+++ Material provided

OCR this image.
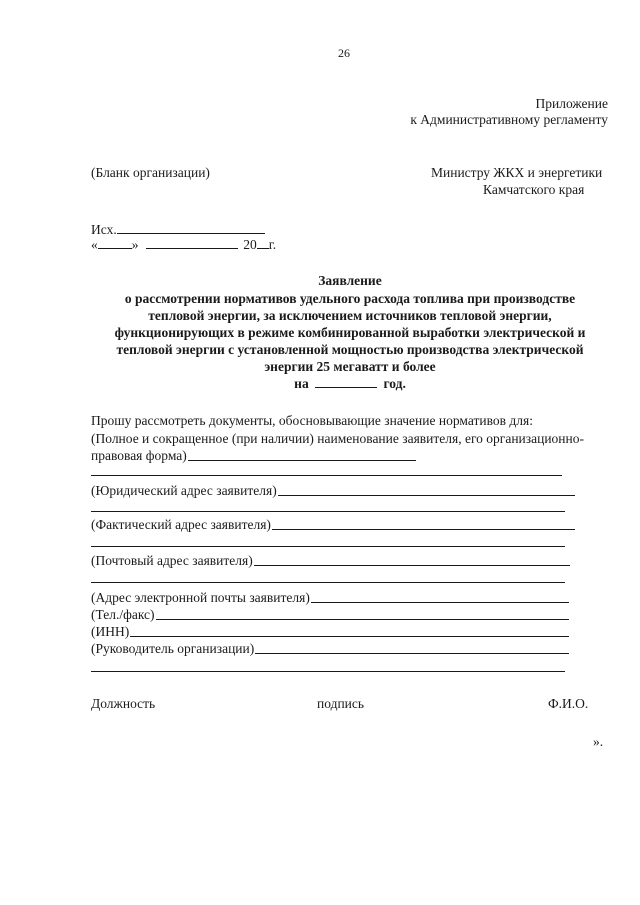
26
Приложение
к Административному регламенту
(Бланк организации)	Министру ЖКХ и энергетики
Камчатского края
Исх.
«	»	20 г.
Заявление
о рассмотрении нормативов удельного расхода топлива при производстве
тепловой энергии, за исключением источников тепловой энергии,
функционирующих в режиме комбинированной выработки электрической и
тепловой энергии с установленной мощностью производства электрической
энергии 25 мегаватт и более
на	год.
Прошу рассмотреть документы, обосновывающие значение нормативов для:
(Полное и сокращенное (при наличии) наименование заявителя, его организационно-
правовая форма)
(Юридический адрес заявителя)
(Фактический адрес заявителя)
(Почтовый адрес заявителя)
(Адрес электронной почты заявителя)
(Тел./факс)
(ИНН)
(Руководитель организации)
Должность	подпись	Ф.И.О.
».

++++++

> _Goal_
Copy each line above precisely, dropping the pictures.

> _Task result_
OCR this image.
26
Приложение
к Административному регламенту
(Бланк организации)	Министру ЖКХ и энергетики
Камчатского края
Исх.
«	»	20 г.
Заявление
о рассмотрении нормативов удельного расхода топлива при производстве
тепловой энергии, за исключением источников тепловой энергии,
функционирующих в режиме комбинированной выработки электрической и
тепловой энергии с установленной мощностью производства электрической
энергии 25 мегаватт и более
на	год.
Прошу рассмотреть документы, обосновывающие значение нормативов для:
(Полное и сокращенное (при наличии) наименование заявителя, его организационно-
правовая форма)
(Юридический адрес заявителя)
(Фактический адрес заявителя)
(Почтовый адрес заявителя)
(Адрес электронной почты заявителя)
(Тел./факс)
(ИНН)
(Руководитель организации)
Должность	подпись	Ф.И.О.
».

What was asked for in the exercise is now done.